■ WORK TO COMPLETE: Put the lines into a Markdown table with the columns Row and Line, beginning with the line that contains "nombre-error: Campo obligatorio" and continuing through the line that contains "link-icon bbox=[339, 89, 351, 105]". Number each row and leave out any blank lines.

(Items from a data source)
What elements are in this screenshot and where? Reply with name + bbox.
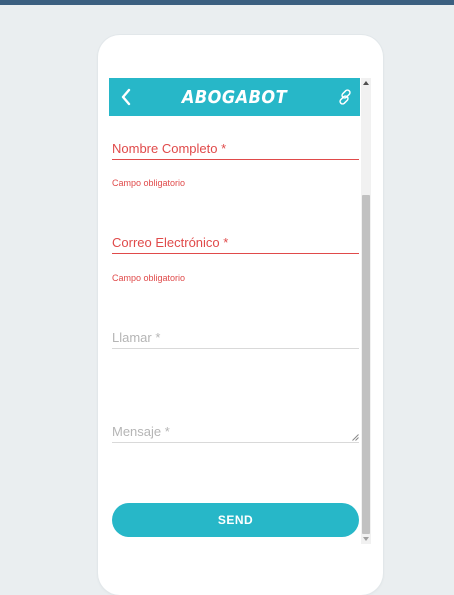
nombre-error: Campo obligatorio bbox=[112, 178, 186, 188]
correo-underline bbox=[112, 253, 359, 254]
llamar-underline bbox=[112, 348, 359, 349]
correo-label: Correo Electrónico * bbox=[112, 235, 229, 250]
link-icon bbox=[339, 89, 351, 105]
scroll-up-arrow-icon[interactable] bbox=[361, 78, 371, 88]
correo-field[interactable]: Correo Electrónico * bbox=[112, 235, 359, 254]
browser-top-strip bbox=[0, 0, 454, 5]
mensaje-underline bbox=[112, 442, 359, 443]
app-header: ABOGABOT bbox=[109, 78, 360, 116]
correo-error: Campo obligatorio bbox=[112, 273, 186, 283]
nombre-underline bbox=[112, 159, 359, 160]
resize-handle-icon[interactable] bbox=[352, 434, 359, 441]
link-button[interactable] bbox=[334, 86, 356, 108]
nombre-field[interactable]: Nombre Completo * bbox=[112, 141, 359, 160]
scroll-down-arrow-icon[interactable] bbox=[361, 534, 371, 544]
llamar-label: Llamar * bbox=[112, 330, 161, 345]
mensaje-label: Mensaje * bbox=[112, 424, 170, 439]
scrollbar[interactable] bbox=[361, 78, 371, 544]
mensaje-field[interactable]: Mensaje * bbox=[112, 424, 359, 443]
nombre-label: Nombre Completo * bbox=[112, 141, 227, 156]
app-title: ABOGABOT bbox=[181, 87, 288, 108]
llamar-field[interactable]: Llamar * bbox=[112, 330, 359, 349]
scrollbar-thumb[interactable] bbox=[362, 195, 370, 534]
phone-screen: ABOGABOT Nombre Completo * Campo obligat… bbox=[109, 78, 371, 544]
send-button[interactable]: SEND bbox=[112, 503, 359, 537]
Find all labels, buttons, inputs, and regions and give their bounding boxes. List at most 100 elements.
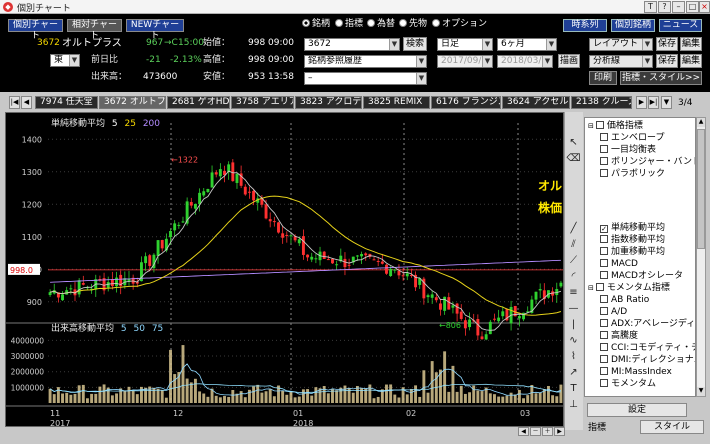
text-icon[interactable]: T [566, 382, 581, 396]
scroll-right-icon[interactable]: ▶ [554, 427, 565, 436]
date-to-input[interactable]: 2018/03/13 ▼ [497, 55, 553, 68]
range-select[interactable]: 6ヶ月 ▼ [497, 38, 557, 51]
radio-options[interactable]: オプション [432, 19, 487, 30]
maximize-button[interactable]: □ [686, 1, 699, 13]
indicator-item-0[interactable]: エンベロープ [598, 132, 664, 144]
wave-icon[interactable]: ⌇ [566, 350, 581, 364]
indicator-scrollbar[interactable]: ▲ ▼ [696, 117, 706, 397]
prev-icon[interactable]: ◀ [21, 96, 32, 109]
checkbox-icon[interactable] [600, 235, 608, 243]
stock-tab-7[interactable]: 3624 アクセルM [502, 96, 570, 109]
indicator-item-11[interactable]: A/D [598, 306, 627, 318]
checkbox-icon[interactable] [600, 307, 608, 315]
indicator-item-4[interactable]: ✓ 単純移動平均 [598, 222, 665, 234]
settings-button[interactable]: 設定 [587, 403, 687, 417]
tab-menu-icon[interactable]: ▼ [661, 96, 672, 109]
stock-tab-0[interactable]: 7974 任天堂 [35, 96, 98, 109]
checkbox-icon[interactable] [600, 133, 608, 141]
draw-button[interactable]: 描画 [558, 54, 580, 68]
print-button[interactable]: 印刷 [589, 71, 617, 85]
checkbox-icon[interactable] [600, 259, 608, 267]
history-select[interactable]: 銘柄参照履歴 ▼ [304, 55, 427, 68]
news-button[interactable]: ニュース [659, 19, 702, 32]
arc-icon[interactable]: ◜ [566, 270, 581, 284]
cycle-icon[interactable]: ∿ [566, 334, 581, 348]
stock-tab-5[interactable]: 3825 REMIX [363, 96, 430, 109]
zoom-in-icon[interactable]: ＋ [542, 427, 553, 436]
stock-tab-6[interactable]: 6176 ブランジスタ [431, 96, 501, 109]
fibonacci-icon[interactable]: ≡ [566, 286, 581, 300]
collapse-icon[interactable]: ⊟ [588, 122, 594, 130]
period-select[interactable]: 日足 ▼ [437, 38, 493, 51]
layout-save-button[interactable]: 保存 [656, 37, 678, 51]
scroll-left-icon[interactable]: ◀ [518, 427, 529, 436]
indicator-item-2[interactable]: ボリンジャー・バンド [598, 156, 695, 168]
scroll-down-icon[interactable]: ▼ [697, 387, 705, 396]
next-icon[interactable]: ▶ [636, 96, 647, 109]
secondary-select[interactable]: – ▼ [304, 72, 427, 85]
checkbox-icon[interactable] [600, 379, 608, 387]
timeseries-button[interactable]: 時系列 [563, 19, 607, 32]
checkbox-icon[interactable] [600, 295, 608, 303]
cursor-icon[interactable]: ↖ [566, 136, 581, 150]
checkbox-icon[interactable] [600, 355, 608, 363]
checkbox-icon[interactable] [600, 157, 608, 165]
stock-tab-8[interactable]: 2138 クルーズ [571, 96, 632, 109]
checkbox-icon[interactable] [600, 319, 608, 327]
vertical-line-icon[interactable]: | [566, 318, 581, 332]
indicator-item-5[interactable]: 指数移動平均 [598, 234, 665, 246]
collapse-icon[interactable]: ⊟ [588, 284, 594, 292]
analysis-edit-button[interactable]: 編集 [680, 54, 702, 68]
horizontal-line-icon[interactable]: — [566, 302, 581, 316]
zoom-out-icon[interactable]: － [530, 427, 541, 436]
style-button[interactable]: スタイル [640, 420, 704, 434]
layout-select[interactable]: レイアウト ▼ [589, 38, 653, 51]
indicator-style-button[interactable]: 指標・スタイル>> [620, 71, 702, 85]
indicator-item-16[interactable]: MI:MassIndex [598, 366, 672, 378]
radio-forex[interactable]: 為替 [367, 19, 395, 30]
indicator-item-13[interactable]: 高騰度 [598, 330, 638, 342]
ray-icon[interactable]: ↗ [566, 366, 581, 380]
indicator-item-14[interactable]: CCI:コモディティ・チャ [598, 342, 695, 354]
indicator-item-6[interactable]: 加重移動平均 [598, 246, 665, 258]
checkbox-icon[interactable] [600, 145, 608, 153]
tab-new-chart[interactable]: NEWチャート [126, 19, 184, 41]
indicator-item-3[interactable]: パラボリック [598, 168, 665, 180]
checkbox-icon[interactable] [595, 121, 604, 129]
layout-edit-button[interactable]: 編集 [680, 37, 702, 51]
tab-individual-chart[interactable]: 個別チャート [8, 19, 63, 41]
checkbox-icon[interactable] [600, 247, 608, 255]
stock-tab-3[interactable]: 3758 アエリア [231, 96, 294, 109]
scroll-up-icon[interactable]: ▲ [697, 118, 705, 127]
checkbox-icon[interactable] [600, 331, 608, 339]
indicator-item-9[interactable]: ⊟ モメンタム指標 [588, 282, 670, 294]
indicator-item-7[interactable]: MACD [598, 258, 638, 270]
checkbox-icon[interactable] [600, 367, 608, 375]
stock-tab-4[interactable]: 3823 アクロディア [295, 96, 362, 109]
market-select[interactable]: 東 ▼ [50, 54, 80, 67]
text-size-button[interactable]: T [644, 1, 657, 13]
checkbox-icon[interactable] [600, 343, 608, 351]
stock-tab-2[interactable]: 2681 ゲオHD [167, 96, 230, 109]
fan-icon[interactable]: ⟋ [566, 254, 581, 268]
indicator-group-price[interactable]: ⊟ 価格指標 [588, 120, 643, 132]
checkbox-icon[interactable] [600, 271, 608, 279]
help-button[interactable]: ? [658, 1, 671, 13]
individual-stock-button[interactable]: 個別銘柄 [611, 19, 655, 32]
analysis-select[interactable]: 分析線 ▼ [589, 55, 653, 68]
indicator-tab-label[interactable]: 指標 [588, 423, 606, 436]
radio-indicator[interactable]: 指標 [335, 19, 363, 30]
code-input[interactable]: 3672 ▼ [304, 38, 400, 51]
last-icon[interactable]: ▶| [648, 96, 659, 109]
date-from-input[interactable]: 2017/09/13 ▼ [437, 55, 493, 68]
close-button[interactable]: × [699, 1, 710, 13]
radio-futures[interactable]: 先物 [399, 19, 427, 30]
tab-relative-chart[interactable]: 相対チャート [67, 19, 122, 41]
channel-icon[interactable]: ⫽ [566, 238, 581, 252]
indicator-item-15[interactable]: DMI:ディレクショナル [598, 354, 695, 366]
checkbox-icon[interactable] [595, 283, 604, 291]
radio-stock[interactable]: 銘柄 [302, 19, 330, 30]
minimize-button[interactable]: – [672, 1, 685, 13]
checkbox-checked-icon[interactable]: ✓ [600, 225, 608, 233]
analysis-save-button[interactable]: 保存 [656, 54, 678, 68]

■ RESULT BELOW:
| Row | Line |
|---|---|
| 1 | nombre-error: Campo obligatorio bbox=[112, 178, 186, 188] |
| 2 | correo-underline bbox=[112, 253, 359, 254] |
| 3 | llamar-underline bbox=[112, 348, 359, 349] |
| 4 | correo-label: Correo Electrónico * bbox=[112, 235, 229, 250] |
| 5 | link-icon bbox=[339, 89, 351, 105] |